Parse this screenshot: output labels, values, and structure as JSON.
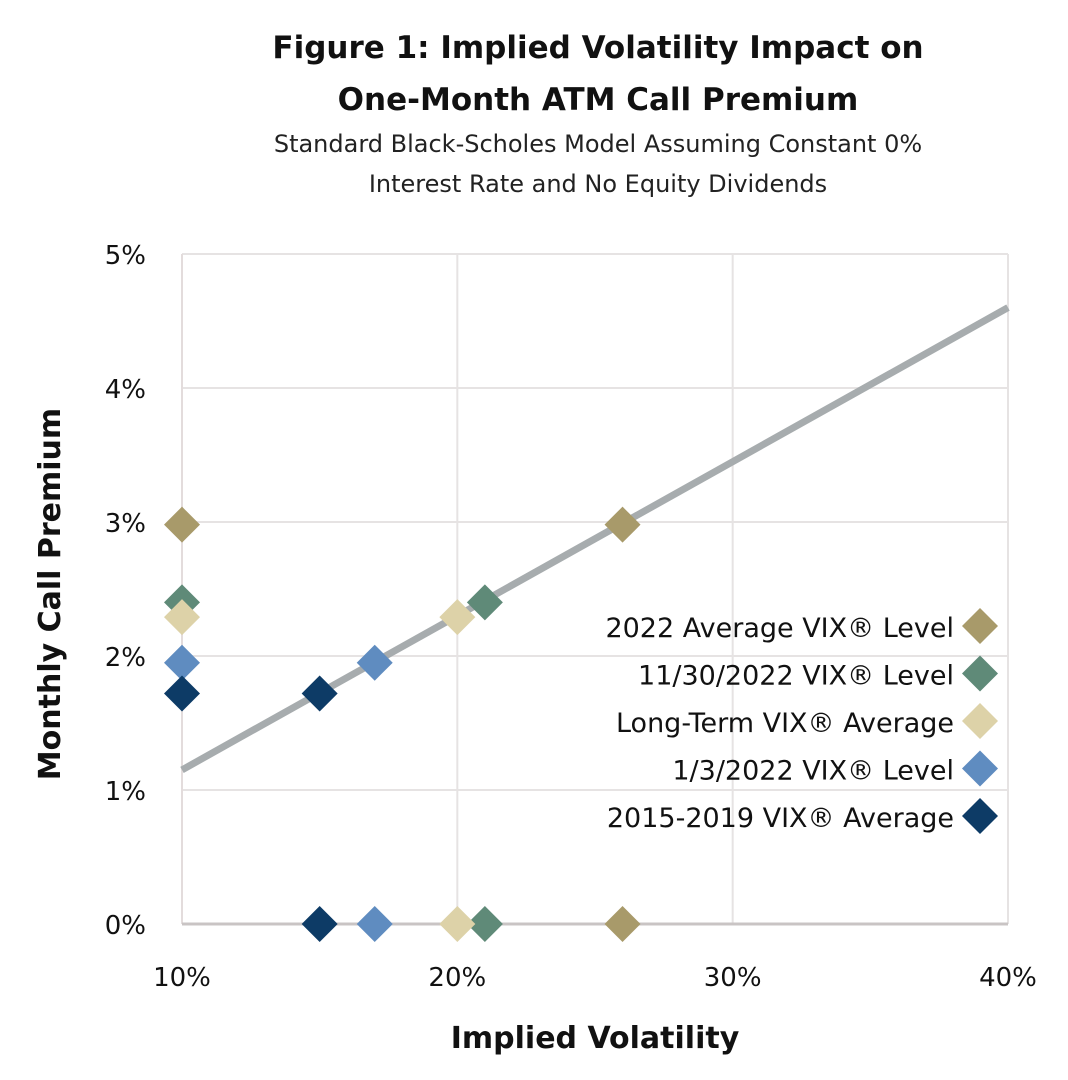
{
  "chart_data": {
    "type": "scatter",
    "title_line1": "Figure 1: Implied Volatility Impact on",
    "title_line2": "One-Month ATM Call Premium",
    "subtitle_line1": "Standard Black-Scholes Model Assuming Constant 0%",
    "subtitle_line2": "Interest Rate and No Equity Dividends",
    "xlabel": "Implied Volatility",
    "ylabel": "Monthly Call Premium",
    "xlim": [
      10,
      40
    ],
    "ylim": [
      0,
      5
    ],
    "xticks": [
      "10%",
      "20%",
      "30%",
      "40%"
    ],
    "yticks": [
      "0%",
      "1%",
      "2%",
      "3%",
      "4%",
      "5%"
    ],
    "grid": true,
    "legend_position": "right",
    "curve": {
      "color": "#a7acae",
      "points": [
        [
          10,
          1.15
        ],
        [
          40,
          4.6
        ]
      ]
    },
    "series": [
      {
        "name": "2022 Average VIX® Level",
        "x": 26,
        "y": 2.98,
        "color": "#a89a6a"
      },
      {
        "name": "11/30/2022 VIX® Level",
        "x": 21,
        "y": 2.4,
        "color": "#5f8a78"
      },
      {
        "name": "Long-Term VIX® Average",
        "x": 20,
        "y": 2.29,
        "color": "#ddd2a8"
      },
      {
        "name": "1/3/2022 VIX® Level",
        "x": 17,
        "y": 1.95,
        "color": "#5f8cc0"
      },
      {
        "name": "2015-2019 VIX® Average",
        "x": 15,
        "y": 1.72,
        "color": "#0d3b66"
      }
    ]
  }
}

##########

Find and copy each line above that includes the string "Implied".

    "title_line1": "Figure 1: Implied Volatility Impact on",
    "xlabel": "Implied Volatility",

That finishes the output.